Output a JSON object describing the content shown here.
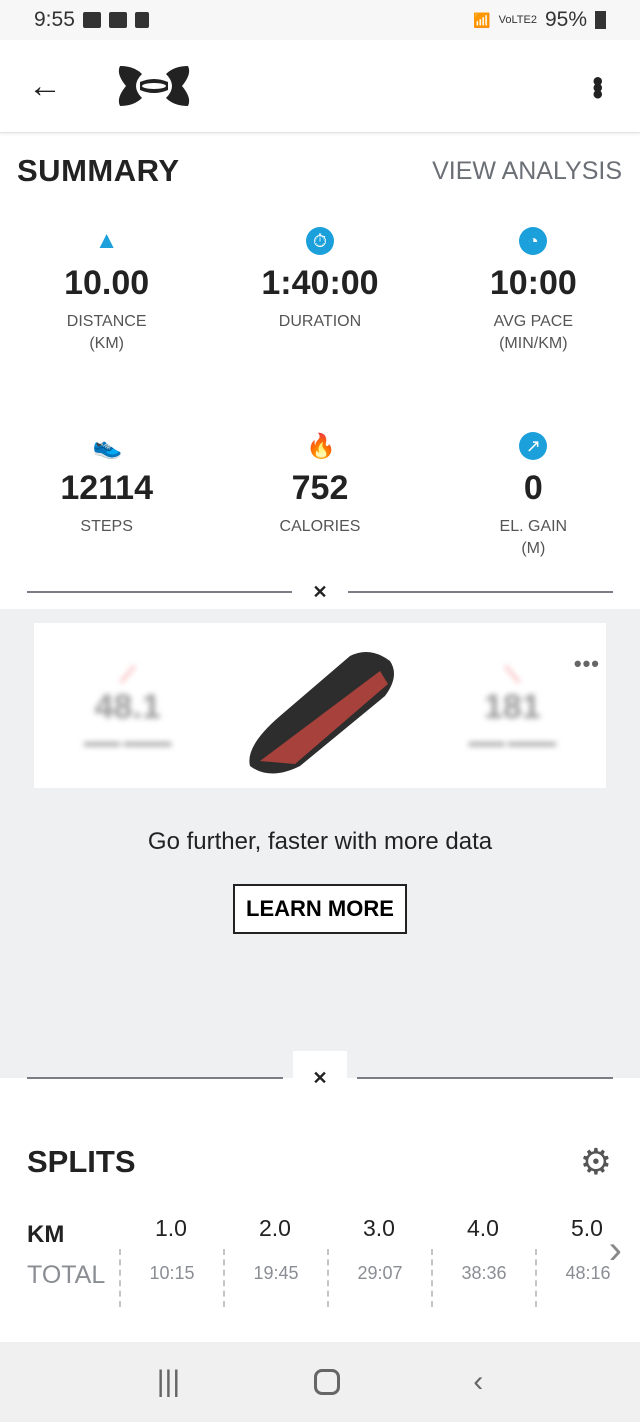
{
  "status": {
    "time": "9:55",
    "network": "VoLTE2",
    "battery": "95%"
  },
  "appbar": {
    "back_icon": "arrow-left-icon",
    "logo": "Under Armour",
    "menu_icon": "more-vert-icon"
  },
  "summary": {
    "title": "SUMMARY",
    "view_analysis": "VIEW ANALYSIS",
    "accent": "#1ba0dc",
    "stats": [
      {
        "icon": "road-icon",
        "value": "10.00",
        "label": "DISTANCE\n(KM)"
      },
      {
        "icon": "stopwatch-icon",
        "value": "1:40:00",
        "label": "DURATION"
      },
      {
        "icon": "speedometer-icon",
        "value": "10:00",
        "label": "AVG PACE\n(MIN/KM)"
      },
      {
        "icon": "shoe-icon",
        "value": "12114",
        "label": "STEPS"
      },
      {
        "icon": "flame-icon",
        "value": "752",
        "label": "CALORIES"
      },
      {
        "icon": "arrow-up-right-icon",
        "value": "0",
        "label": "EL. GAIN\n(M)"
      }
    ]
  },
  "promo": {
    "blurred_left": "48.1",
    "blurred_right": "181",
    "text": "Go further, faster with more data",
    "button": "LEARN MORE"
  },
  "splits": {
    "title": "SPLITS",
    "km_label": "KM",
    "total_label": "TOTAL",
    "km": [
      "1.0",
      "2.0",
      "3.0",
      "4.0",
      "5.0"
    ],
    "total": [
      "10:15",
      "19:45",
      "29:07",
      "38:36",
      "48:16"
    ]
  }
}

:: Stated exercise ::
Tally the lines of the listing above that include the word "arrow". Answer with the number alone.

:: Correct response ::
2